### [What is asked]
Please update the items below by replacing "Tábla 1" with "Board 1", leaving everything else unchanged.

** BEGIN Task input **

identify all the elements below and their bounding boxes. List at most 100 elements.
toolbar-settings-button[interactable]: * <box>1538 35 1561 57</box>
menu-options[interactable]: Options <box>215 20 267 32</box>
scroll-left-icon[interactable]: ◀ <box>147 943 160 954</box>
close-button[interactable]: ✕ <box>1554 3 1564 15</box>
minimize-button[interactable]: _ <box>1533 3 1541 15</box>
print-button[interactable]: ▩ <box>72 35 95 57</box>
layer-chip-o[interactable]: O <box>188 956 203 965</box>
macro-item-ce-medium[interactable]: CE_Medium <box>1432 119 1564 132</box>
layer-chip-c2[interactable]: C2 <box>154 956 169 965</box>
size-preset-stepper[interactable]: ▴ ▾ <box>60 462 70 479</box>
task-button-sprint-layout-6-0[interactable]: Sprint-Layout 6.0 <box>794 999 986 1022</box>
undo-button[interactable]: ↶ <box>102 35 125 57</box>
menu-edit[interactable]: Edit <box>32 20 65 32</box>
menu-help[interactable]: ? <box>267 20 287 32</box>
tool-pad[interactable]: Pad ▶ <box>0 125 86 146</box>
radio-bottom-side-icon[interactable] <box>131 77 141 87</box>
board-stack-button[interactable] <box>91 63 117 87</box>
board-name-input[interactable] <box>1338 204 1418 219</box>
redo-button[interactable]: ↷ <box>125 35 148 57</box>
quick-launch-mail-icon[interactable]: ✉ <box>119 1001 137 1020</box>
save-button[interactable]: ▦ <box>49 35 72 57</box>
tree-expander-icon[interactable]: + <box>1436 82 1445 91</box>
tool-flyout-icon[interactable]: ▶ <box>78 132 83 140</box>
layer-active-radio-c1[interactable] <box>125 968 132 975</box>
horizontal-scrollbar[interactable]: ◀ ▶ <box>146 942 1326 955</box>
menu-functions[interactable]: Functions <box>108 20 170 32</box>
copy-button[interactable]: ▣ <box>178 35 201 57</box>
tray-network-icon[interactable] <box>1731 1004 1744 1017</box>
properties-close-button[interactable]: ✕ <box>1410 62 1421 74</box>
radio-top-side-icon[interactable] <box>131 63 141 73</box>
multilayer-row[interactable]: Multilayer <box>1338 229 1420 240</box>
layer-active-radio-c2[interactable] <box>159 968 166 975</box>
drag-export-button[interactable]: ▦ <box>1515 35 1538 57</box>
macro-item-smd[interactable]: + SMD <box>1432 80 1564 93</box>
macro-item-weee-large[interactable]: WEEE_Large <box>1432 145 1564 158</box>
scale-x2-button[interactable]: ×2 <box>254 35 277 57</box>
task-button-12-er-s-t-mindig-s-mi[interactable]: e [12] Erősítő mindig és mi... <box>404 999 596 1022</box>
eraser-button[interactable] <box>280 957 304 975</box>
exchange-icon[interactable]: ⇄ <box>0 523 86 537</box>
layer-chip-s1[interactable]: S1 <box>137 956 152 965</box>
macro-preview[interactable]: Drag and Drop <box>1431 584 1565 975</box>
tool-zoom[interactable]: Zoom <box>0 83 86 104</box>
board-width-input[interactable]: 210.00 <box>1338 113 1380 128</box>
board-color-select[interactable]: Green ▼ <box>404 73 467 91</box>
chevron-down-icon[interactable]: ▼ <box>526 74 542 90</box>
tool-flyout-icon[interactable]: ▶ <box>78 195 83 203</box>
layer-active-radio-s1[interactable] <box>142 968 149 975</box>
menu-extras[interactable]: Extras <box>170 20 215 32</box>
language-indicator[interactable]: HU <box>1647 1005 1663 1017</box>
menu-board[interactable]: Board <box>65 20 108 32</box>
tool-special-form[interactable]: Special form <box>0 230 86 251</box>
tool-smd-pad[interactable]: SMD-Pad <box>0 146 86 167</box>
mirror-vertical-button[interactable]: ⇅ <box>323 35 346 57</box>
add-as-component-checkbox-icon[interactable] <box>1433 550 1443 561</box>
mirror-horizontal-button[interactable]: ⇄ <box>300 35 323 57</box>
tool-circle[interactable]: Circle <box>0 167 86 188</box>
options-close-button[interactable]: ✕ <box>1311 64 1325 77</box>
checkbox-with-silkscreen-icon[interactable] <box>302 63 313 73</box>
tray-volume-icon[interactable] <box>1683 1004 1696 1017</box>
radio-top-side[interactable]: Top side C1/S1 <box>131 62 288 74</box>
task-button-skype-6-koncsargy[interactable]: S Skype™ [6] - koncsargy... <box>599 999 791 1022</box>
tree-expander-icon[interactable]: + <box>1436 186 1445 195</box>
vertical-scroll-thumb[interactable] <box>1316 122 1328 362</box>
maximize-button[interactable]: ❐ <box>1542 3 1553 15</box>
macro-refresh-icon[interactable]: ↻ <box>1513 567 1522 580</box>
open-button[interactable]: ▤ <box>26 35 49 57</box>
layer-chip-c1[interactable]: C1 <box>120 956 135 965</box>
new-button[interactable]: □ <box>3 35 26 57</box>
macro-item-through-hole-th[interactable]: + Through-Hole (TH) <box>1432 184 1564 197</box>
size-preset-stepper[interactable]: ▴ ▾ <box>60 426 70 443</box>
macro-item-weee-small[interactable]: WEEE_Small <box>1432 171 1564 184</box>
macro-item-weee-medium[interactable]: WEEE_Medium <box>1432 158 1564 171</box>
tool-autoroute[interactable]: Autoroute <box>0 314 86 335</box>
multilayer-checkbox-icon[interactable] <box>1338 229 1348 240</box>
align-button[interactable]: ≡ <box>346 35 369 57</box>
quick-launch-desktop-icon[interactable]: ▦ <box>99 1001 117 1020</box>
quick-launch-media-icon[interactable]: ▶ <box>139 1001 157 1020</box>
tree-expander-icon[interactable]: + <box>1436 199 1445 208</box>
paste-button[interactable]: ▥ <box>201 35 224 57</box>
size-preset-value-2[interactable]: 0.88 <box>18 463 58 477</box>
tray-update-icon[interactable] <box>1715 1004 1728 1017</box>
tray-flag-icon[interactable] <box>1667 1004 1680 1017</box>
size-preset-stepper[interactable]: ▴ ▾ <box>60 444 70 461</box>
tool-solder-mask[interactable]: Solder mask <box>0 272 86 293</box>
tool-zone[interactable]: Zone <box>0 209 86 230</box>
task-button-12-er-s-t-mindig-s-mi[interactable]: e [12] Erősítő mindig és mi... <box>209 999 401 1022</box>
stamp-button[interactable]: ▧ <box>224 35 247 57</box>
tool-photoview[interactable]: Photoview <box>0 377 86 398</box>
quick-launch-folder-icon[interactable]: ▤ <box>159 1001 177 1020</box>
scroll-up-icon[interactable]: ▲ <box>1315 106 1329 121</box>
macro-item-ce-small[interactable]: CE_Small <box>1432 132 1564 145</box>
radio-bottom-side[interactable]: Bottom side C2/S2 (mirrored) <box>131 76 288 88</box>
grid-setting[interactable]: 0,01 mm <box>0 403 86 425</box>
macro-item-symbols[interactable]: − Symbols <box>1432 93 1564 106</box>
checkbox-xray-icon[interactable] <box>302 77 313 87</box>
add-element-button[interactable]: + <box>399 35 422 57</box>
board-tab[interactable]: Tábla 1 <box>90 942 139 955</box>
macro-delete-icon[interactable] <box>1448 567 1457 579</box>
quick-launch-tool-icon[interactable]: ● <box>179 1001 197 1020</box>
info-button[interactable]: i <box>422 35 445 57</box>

** END Task input **

### [Output below]
identify all the elements below and their bounding boxes. List at most 100 elements.
toolbar-settings-button[interactable]: * <box>1538 35 1561 57</box>
menu-options[interactable]: Options <box>215 20 267 32</box>
scroll-left-icon[interactable]: ◀ <box>147 943 160 954</box>
close-button[interactable]: ✕ <box>1554 3 1564 15</box>
minimize-button[interactable]: _ <box>1533 3 1541 15</box>
print-button[interactable]: ▩ <box>72 35 95 57</box>
layer-chip-o[interactable]: O <box>188 956 203 965</box>
macro-item-ce-medium[interactable]: CE_Medium <box>1432 119 1564 132</box>
layer-chip-c2[interactable]: C2 <box>154 956 169 965</box>
size-preset-stepper[interactable]: ▴ ▾ <box>60 462 70 479</box>
task-button-sprint-layout-6-0[interactable]: Sprint-Layout 6.0 <box>794 999 986 1022</box>
undo-button[interactable]: ↶ <box>102 35 125 57</box>
menu-edit[interactable]: Edit <box>32 20 65 32</box>
menu-help[interactable]: ? <box>267 20 287 32</box>
tool-pad[interactable]: Pad ▶ <box>0 125 86 146</box>
radio-bottom-side-icon[interactable] <box>131 77 141 87</box>
board-stack-button[interactable] <box>91 63 117 87</box>
board-name-input[interactable] <box>1338 204 1418 219</box>
redo-button[interactable]: ↷ <box>125 35 148 57</box>
quick-launch-mail-icon[interactable]: ✉ <box>119 1001 137 1020</box>
save-button[interactable]: ▦ <box>49 35 72 57</box>
tree-expander-icon[interactable]: + <box>1436 82 1445 91</box>
tool-flyout-icon[interactable]: ▶ <box>78 132 83 140</box>
layer-active-radio-c1[interactable] <box>125 968 132 975</box>
horizontal-scrollbar[interactable]: ◀ ▶ <box>146 942 1326 955</box>
menu-functions[interactable]: Functions <box>108 20 170 32</box>
copy-button[interactable]: ▣ <box>178 35 201 57</box>
tray-network-icon[interactable] <box>1731 1004 1744 1017</box>
properties-close-button[interactable]: ✕ <box>1410 62 1421 74</box>
radio-top-side-icon[interactable] <box>131 63 141 73</box>
multilayer-row[interactable]: Multilayer <box>1338 229 1420 240</box>
layer-active-radio-c2[interactable] <box>159 968 166 975</box>
drag-export-button[interactable]: ▦ <box>1515 35 1538 57</box>
macro-item-smd[interactable]: + SMD <box>1432 80 1564 93</box>
macro-item-weee-large[interactable]: WEEE_Large <box>1432 145 1564 158</box>
scale-x2-button[interactable]: ×2 <box>254 35 277 57</box>
task-button-12-er-s-t-mindig-s-mi[interactable]: e [12] Erősítő mindig és mi... <box>404 999 596 1022</box>
eraser-button[interactable] <box>280 957 304 975</box>
exchange-icon[interactable]: ⇄ <box>0 523 86 537</box>
layer-chip-s1[interactable]: S1 <box>137 956 152 965</box>
macro-preview[interactable]: Drag and Drop <box>1431 584 1565 975</box>
tool-zoom[interactable]: Zoom <box>0 83 86 104</box>
board-width-input[interactable]: 210.00 <box>1338 113 1380 128</box>
board-color-select[interactable]: Green ▼ <box>404 73 467 91</box>
chevron-down-icon[interactable]: ▼ <box>526 74 542 90</box>
tool-flyout-icon[interactable]: ▶ <box>78 195 83 203</box>
layer-active-radio-s1[interactable] <box>142 968 149 975</box>
menu-extras[interactable]: Extras <box>170 20 215 32</box>
language-indicator[interactable]: HU <box>1647 1005 1663 1017</box>
menu-board[interactable]: Board <box>65 20 108 32</box>
tool-special-form[interactable]: Special form <box>0 230 86 251</box>
tool-smd-pad[interactable]: SMD-Pad <box>0 146 86 167</box>
mirror-vertical-button[interactable]: ⇅ <box>323 35 346 57</box>
add-as-component-checkbox-icon[interactable] <box>1433 550 1443 561</box>
mirror-horizontal-button[interactable]: ⇄ <box>300 35 323 57</box>
tool-circle[interactable]: Circle <box>0 167 86 188</box>
options-close-button[interactable]: ✕ <box>1311 64 1325 77</box>
checkbox-with-silkscreen-icon[interactable] <box>302 63 313 73</box>
tray-volume-icon[interactable] <box>1683 1004 1696 1017</box>
radio-top-side[interactable]: Top side C1/S1 <box>131 62 288 74</box>
task-button-skype-6-koncsargy[interactable]: S Skype™ [6] - koncsargy... <box>599 999 791 1022</box>
tree-expander-icon[interactable]: + <box>1436 186 1445 195</box>
vertical-scroll-thumb[interactable] <box>1316 122 1328 362</box>
maximize-button[interactable]: ❐ <box>1542 3 1553 15</box>
macro-refresh-icon[interactable]: ↻ <box>1513 567 1522 580</box>
open-button[interactable]: ▤ <box>26 35 49 57</box>
layer-chip-c1[interactable]: C1 <box>120 956 135 965</box>
new-button[interactable]: □ <box>3 35 26 57</box>
macro-item-through-hole-th[interactable]: + Through-Hole (TH) <box>1432 184 1564 197</box>
size-preset-stepper[interactable]: ▴ ▾ <box>60 426 70 443</box>
macro-item-weee-small[interactable]: WEEE_Small <box>1432 171 1564 184</box>
macro-item-weee-medium[interactable]: WEEE_Medium <box>1432 158 1564 171</box>
tool-autoroute[interactable]: Autoroute <box>0 314 86 335</box>
multilayer-checkbox-icon[interactable] <box>1338 229 1348 240</box>
align-button[interactable]: ≡ <box>346 35 369 57</box>
quick-launch-desktop-icon[interactable]: ▦ <box>99 1001 117 1020</box>
quick-launch-media-icon[interactable]: ▶ <box>139 1001 157 1020</box>
tree-expander-icon[interactable]: + <box>1436 199 1445 208</box>
paste-button[interactable]: ▥ <box>201 35 224 57</box>
size-preset-value-2[interactable]: 0.88 <box>18 463 58 477</box>
tray-update-icon[interactable] <box>1715 1004 1728 1017</box>
tray-flag-icon[interactable] <box>1667 1004 1680 1017</box>
size-preset-stepper[interactable]: ▴ ▾ <box>60 444 70 461</box>
tool-solder-mask[interactable]: Solder mask <box>0 272 86 293</box>
tool-zone[interactable]: Zone <box>0 209 86 230</box>
task-button-12-er-s-t-mindig-s-mi[interactable]: e [12] Erősítő mindig és mi... <box>209 999 401 1022</box>
stamp-button[interactable]: ▧ <box>224 35 247 57</box>
tool-photoview[interactable]: Photoview <box>0 377 86 398</box>
quick-launch-folder-icon[interactable]: ▤ <box>159 1001 177 1020</box>
scroll-up-icon[interactable]: ▲ <box>1315 106 1329 121</box>
macro-item-ce-small[interactable]: CE_Small <box>1432 132 1564 145</box>
radio-bottom-side[interactable]: Bottom side C2/S2 (mirrored) <box>131 76 288 88</box>
grid-setting[interactable]: 0,01 mm <box>0 403 86 425</box>
macro-item-symbols[interactable]: − Symbols <box>1432 93 1564 106</box>
checkbox-xray-icon[interactable] <box>302 77 313 87</box>
add-element-button[interactable]: + <box>399 35 422 57</box>
board-tab[interactable]: Board 1 <box>90 942 139 955</box>
macro-delete-icon[interactable] <box>1448 567 1457 579</box>
quick-launch-tool-icon[interactable]: ● <box>179 1001 197 1020</box>
info-button[interactable]: i <box>422 35 445 57</box>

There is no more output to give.